◆ **Supplied records**
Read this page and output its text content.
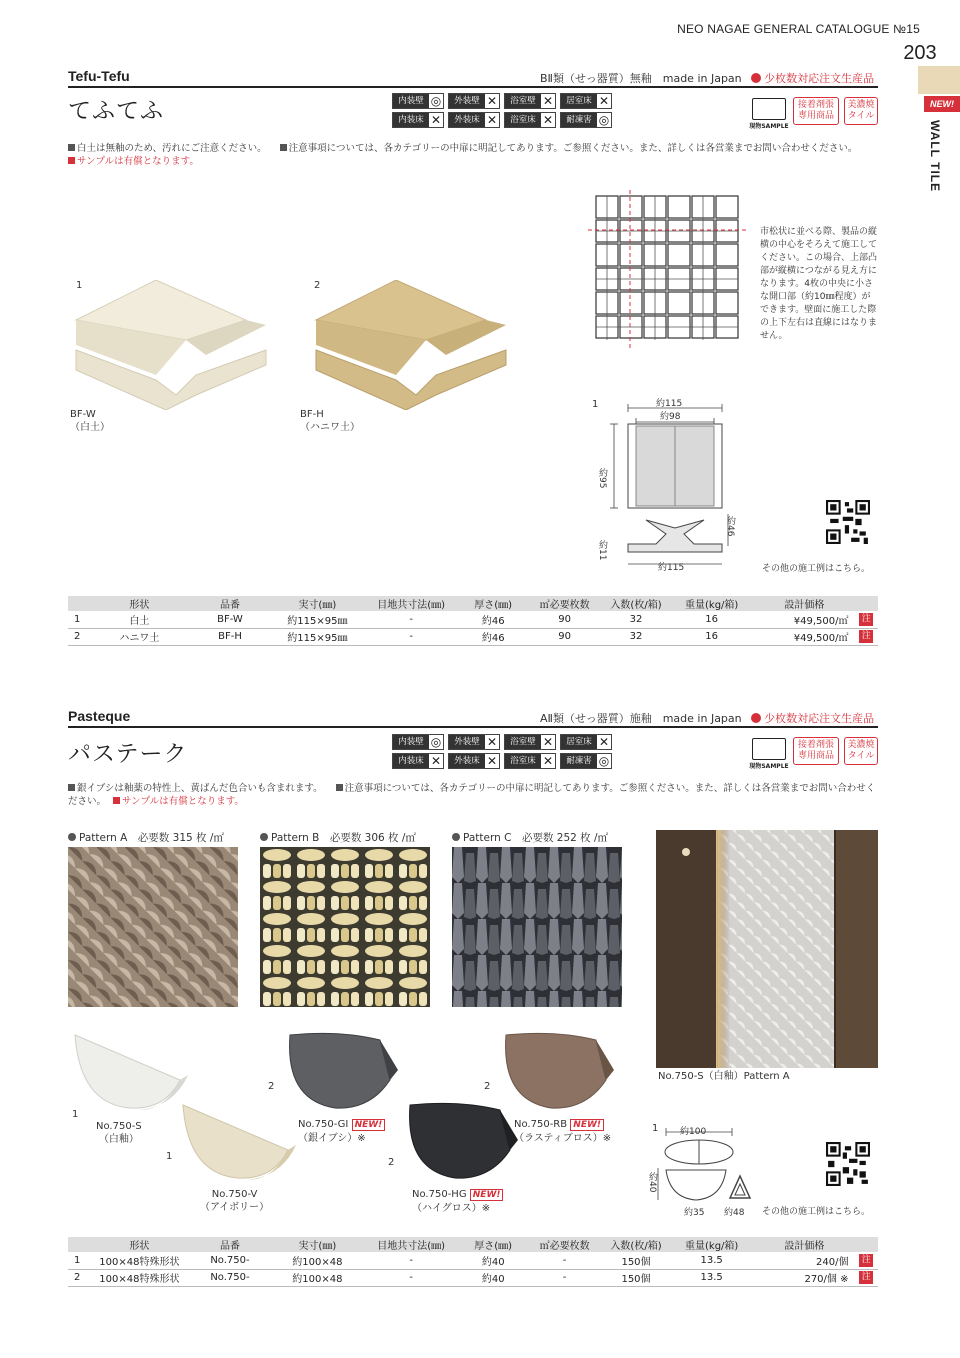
NEO NAGAE GENERAL CATALOGUE №15
203
NEW!
WALL TILE
Tefu-Tefu	BⅡ類（せっ器質）無釉　made in Japan 少枚数対応注文生産品
てふてふ	内装壁 ◎	外装壁 ✕	浴室壁 ✕	居室床 ✕
内装床 ✕	外装床 ✕	浴室床 ✕	耐凍害 ◎	現物SAMPLE
接着剤張
専用商品
美濃焼
タイル
白土は無釉のため、汚れにご注意ください。 注意事項については、各カテゴリーの中扉に明記してあります。ご参照ください。また、詳しくは各営業までお問い合わせください。
サンプルは有償となります。
1	2
BF-W
（白土）
BF-H
（ハニワ土）
市松状に並べる際、製品の縦横の中心をそろえて施工してください。この場合、上部凸部が縦横につながる見え方になります。4枚の中央に小さな開口部（約10㎜程度）ができます。壁面に施工した際の上下左右は直線にはなりません。
1	約115
約98
約95
約46
約11
約115	その他の施工例はこちら。
	形状	品番	実寸(㎜)	目地共寸法(㎜)	厚さ(㎜)	㎡必要枚数	入数(枚/箱)	重量(kg/箱)	設計価格	
1	白土	BF-W	約115×95㎜	-	約46	90	32	16	¥49,500/㎡	注
2	ハニワ土	BF-H	約115×95㎜	-	約46	90	32	16	¥49,500/㎡	注
Pasteque	AⅡ類（せっ器質）施釉　made in Japan 少枚数対応注文生産品
パステーク	内装壁 ◎	外装壁 ✕	浴室壁 ✕	居室床 ✕
内装床 ✕	外装床 ✕	浴室床 ✕	耐凍害 ◎	現物SAMPLE
接着剤張
専用商品
美濃焼
タイル
銀イブシは釉薬の特性上、黄ばんだ色合いも含まれます。 注意事項については、各カテゴリーの中扉に明記してあります。ご参照ください。また、詳しくは各営業までお問い合わせください。 サンプルは有償となります。
Pattern A　 必要数 315 枚 /㎡	Pattern B　 必要数 306 枚 /㎡	Pattern C　 必要数 252 枚 /㎡
No.750-S（白釉）Pattern A
1
No.750-S
（白釉）
1
No.750-V
（アイボリー）
2
No.750-GI NEW!
（銀イブシ）※
2
No.750-HG NEW!
（ハイグロス）※
2
No.750-RB NEW!
（ラスティブロス）※
1 約100
約40
約35 約48 その他の施工例はこちら。
	形状	品番	実寸(㎜)	目地共寸法(㎜)	厚さ(㎜)	㎡必要枚数	入数(枚/箱)	重量(kg/箱)	設計価格	
1	100×48特殊形状	No.750-	約100×48	-	約40	-	150個	13.5	240/個	注
2	100×48特殊形状	No.750-	約100×48	-	約40	-	150個	13.5	270/個 ※	注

◆ **Stated exercise**
Verbatim reproduction of every record is required; images are left out.

◆ **Written response**
Read this page and output its text content.
NEO NAGAE GENERAL CATALOGUE №15
203
NEW!
WALL TILE
Tefu-Tefu	BⅡ類（せっ器質）無釉　made in Japan 少枚数対応注文生産品
てふてふ	内装壁 ◎	外装壁 ✕	浴室壁 ✕	居室床 ✕
内装床 ✕	外装床 ✕	浴室床 ✕	耐凍害 ◎	現物SAMPLE
接着剤張
専用商品
美濃焼
タイル
白土は無釉のため、汚れにご注意ください。 注意事項については、各カテゴリーの中扉に明記してあります。ご参照ください。また、詳しくは各営業までお問い合わせください。
サンプルは有償となります。
1	2
BF-W
（白土）
BF-H
（ハニワ土）
市松状に並べる際、製品の縦横の中心をそろえて施工してください。この場合、上部凸部が縦横につながる見え方になります。4枚の中央に小さな開口部（約10㎜程度）ができます。壁面に施工した際の上下左右は直線にはなりません。
1	約115
約98
約95
約46
約11
約115	その他の施工例はこちら。
	形状	品番	実寸(㎜)	目地共寸法(㎜)	厚さ(㎜)	㎡必要枚数	入数(枚/箱)	重量(kg/箱)	設計価格	
1	白土	BF-W	約115×95㎜	-	約46	90	32	16	¥49,500/㎡	注
2	ハニワ土	BF-H	約115×95㎜	-	約46	90	32	16	¥49,500/㎡	注
Pasteque	AⅡ類（せっ器質）施釉　made in Japan 少枚数対応注文生産品
パステーク	内装壁 ◎	外装壁 ✕	浴室壁 ✕	居室床 ✕
内装床 ✕	外装床 ✕	浴室床 ✕	耐凍害 ◎	現物SAMPLE
接着剤張
専用商品
美濃焼
タイル
銀イブシは釉薬の特性上、黄ばんだ色合いも含まれます。 注意事項については、各カテゴリーの中扉に明記してあります。ご参照ください。また、詳しくは各営業までお問い合わせください。 サンプルは有償となります。
Pattern A　 必要数 315 枚 /㎡	Pattern B　 必要数 306 枚 /㎡	Pattern C　 必要数 252 枚 /㎡
No.750-S（白釉）Pattern A
1
No.750-S
（白釉）
1
No.750-V
（アイボリー）
2
No.750-GI NEW!
（銀イブシ）※
2
No.750-HG NEW!
（ハイグロス）※
2
No.750-RB NEW!
（ラスティブロス）※
1 約100
約40
約35 約48 その他の施工例はこちら。
	形状	品番	実寸(㎜)	目地共寸法(㎜)	厚さ(㎜)	㎡必要枚数	入数(枚/箱)	重量(kg/箱)	設計価格	
1	100×48特殊形状	No.750-	約100×48	-	約40	-	150個	13.5	240/個	注
2	100×48特殊形状	No.750-	約100×48	-	約40	-	150個	13.5	270/個 ※	注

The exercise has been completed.